▶ [TASK MATERIAL]
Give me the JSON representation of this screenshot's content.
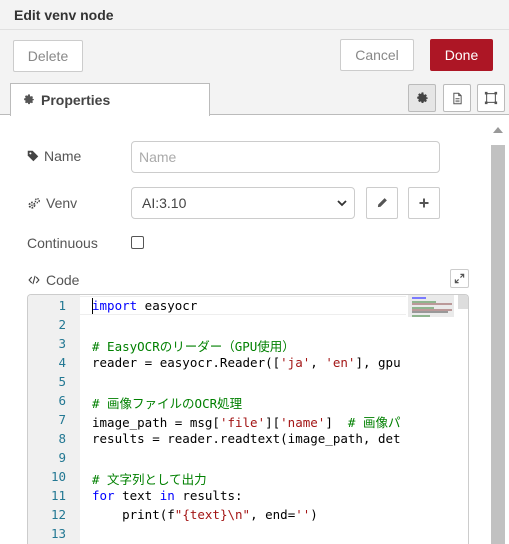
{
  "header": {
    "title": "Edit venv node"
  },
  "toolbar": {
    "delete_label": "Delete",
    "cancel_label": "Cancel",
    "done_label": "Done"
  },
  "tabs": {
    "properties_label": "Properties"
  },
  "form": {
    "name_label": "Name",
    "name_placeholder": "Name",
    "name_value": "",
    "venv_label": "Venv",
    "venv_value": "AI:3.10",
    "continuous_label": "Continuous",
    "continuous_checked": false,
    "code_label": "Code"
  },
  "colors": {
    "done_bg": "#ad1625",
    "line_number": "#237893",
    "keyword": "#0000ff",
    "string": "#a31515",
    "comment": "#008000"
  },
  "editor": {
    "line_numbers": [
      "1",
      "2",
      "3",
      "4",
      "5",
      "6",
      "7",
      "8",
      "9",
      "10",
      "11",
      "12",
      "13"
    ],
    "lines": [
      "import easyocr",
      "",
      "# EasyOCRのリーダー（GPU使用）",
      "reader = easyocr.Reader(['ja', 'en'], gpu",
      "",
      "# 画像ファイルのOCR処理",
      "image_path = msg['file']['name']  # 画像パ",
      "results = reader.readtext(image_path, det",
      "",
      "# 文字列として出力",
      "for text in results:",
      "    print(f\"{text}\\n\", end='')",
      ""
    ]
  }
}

▶ [YOUR OBJECTIVE] From the listing above, print every entry precisely and drop the pictures.

▶ [SOLUTION TO THE PROBLEM]
Give me the JSON representation of this screenshot's content.
{
  "header": {
    "title": "Edit venv node"
  },
  "toolbar": {
    "delete_label": "Delete",
    "cancel_label": "Cancel",
    "done_label": "Done"
  },
  "tabs": {
    "properties_label": "Properties"
  },
  "form": {
    "name_label": "Name",
    "name_placeholder": "Name",
    "name_value": "",
    "venv_label": "Venv",
    "venv_value": "AI:3.10",
    "continuous_label": "Continuous",
    "continuous_checked": false,
    "code_label": "Code"
  },
  "colors": {
    "done_bg": "#ad1625",
    "line_number": "#237893",
    "keyword": "#0000ff",
    "string": "#a31515",
    "comment": "#008000"
  },
  "editor": {
    "line_numbers": [
      "1",
      "2",
      "3",
      "4",
      "5",
      "6",
      "7",
      "8",
      "9",
      "10",
      "11",
      "12",
      "13"
    ],
    "lines": [
      "import easyocr",
      "",
      "# EasyOCRのリーダー（GPU使用）",
      "reader = easyocr.Reader(['ja', 'en'], gpu",
      "",
      "# 画像ファイルのOCR処理",
      "image_path = msg['file']['name']  # 画像パ",
      "results = reader.readtext(image_path, det",
      "",
      "# 文字列として出力",
      "for text in results:",
      "    print(f\"{text}\\n\", end='')",
      ""
    ]
  }
}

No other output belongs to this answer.